▶ **JOB**: Search the material and gather each line with "applicable" in it.

begin PROVIDED RECORDS

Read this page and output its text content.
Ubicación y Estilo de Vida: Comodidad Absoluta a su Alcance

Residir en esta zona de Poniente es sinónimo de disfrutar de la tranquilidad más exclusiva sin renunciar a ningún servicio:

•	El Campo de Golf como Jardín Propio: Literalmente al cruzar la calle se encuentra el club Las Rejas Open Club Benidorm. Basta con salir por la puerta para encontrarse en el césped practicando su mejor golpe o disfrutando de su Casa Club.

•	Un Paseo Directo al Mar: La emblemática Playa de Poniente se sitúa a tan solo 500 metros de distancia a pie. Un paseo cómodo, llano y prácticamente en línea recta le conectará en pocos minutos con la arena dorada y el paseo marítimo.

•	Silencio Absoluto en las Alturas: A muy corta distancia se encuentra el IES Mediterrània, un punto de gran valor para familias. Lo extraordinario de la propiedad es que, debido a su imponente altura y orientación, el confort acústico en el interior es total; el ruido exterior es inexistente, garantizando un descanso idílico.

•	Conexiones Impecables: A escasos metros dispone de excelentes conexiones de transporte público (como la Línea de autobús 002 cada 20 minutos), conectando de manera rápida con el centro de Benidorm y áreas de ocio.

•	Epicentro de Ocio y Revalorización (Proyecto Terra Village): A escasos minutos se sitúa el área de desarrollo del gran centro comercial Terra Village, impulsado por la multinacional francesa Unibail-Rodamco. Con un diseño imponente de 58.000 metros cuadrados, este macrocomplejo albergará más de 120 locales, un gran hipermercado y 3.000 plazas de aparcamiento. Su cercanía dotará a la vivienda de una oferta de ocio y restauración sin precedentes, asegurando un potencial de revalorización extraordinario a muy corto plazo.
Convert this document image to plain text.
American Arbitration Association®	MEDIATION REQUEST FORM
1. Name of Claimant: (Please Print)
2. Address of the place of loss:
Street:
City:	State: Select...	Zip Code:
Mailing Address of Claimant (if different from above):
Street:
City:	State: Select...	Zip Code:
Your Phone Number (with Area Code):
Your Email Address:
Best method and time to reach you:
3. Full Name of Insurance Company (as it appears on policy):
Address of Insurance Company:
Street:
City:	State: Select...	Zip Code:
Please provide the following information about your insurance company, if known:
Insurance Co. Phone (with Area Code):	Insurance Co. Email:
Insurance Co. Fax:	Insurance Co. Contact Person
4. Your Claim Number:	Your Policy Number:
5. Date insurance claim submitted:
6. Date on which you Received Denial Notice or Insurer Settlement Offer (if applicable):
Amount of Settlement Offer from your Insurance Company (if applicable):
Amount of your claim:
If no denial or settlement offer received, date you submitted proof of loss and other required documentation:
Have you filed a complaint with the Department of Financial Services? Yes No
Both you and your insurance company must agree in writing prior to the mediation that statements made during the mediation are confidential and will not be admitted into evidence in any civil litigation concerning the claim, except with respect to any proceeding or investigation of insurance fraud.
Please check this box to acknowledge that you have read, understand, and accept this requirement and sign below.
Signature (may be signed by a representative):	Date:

end PROVIDED RECORDS

▶ **FINISHED ANSWER**:
6. Date on which you Received Denial Notice or Insurer Settlement Offer (if applicable):
Amount of Settlement Offer from your Insurance Company (if applicable):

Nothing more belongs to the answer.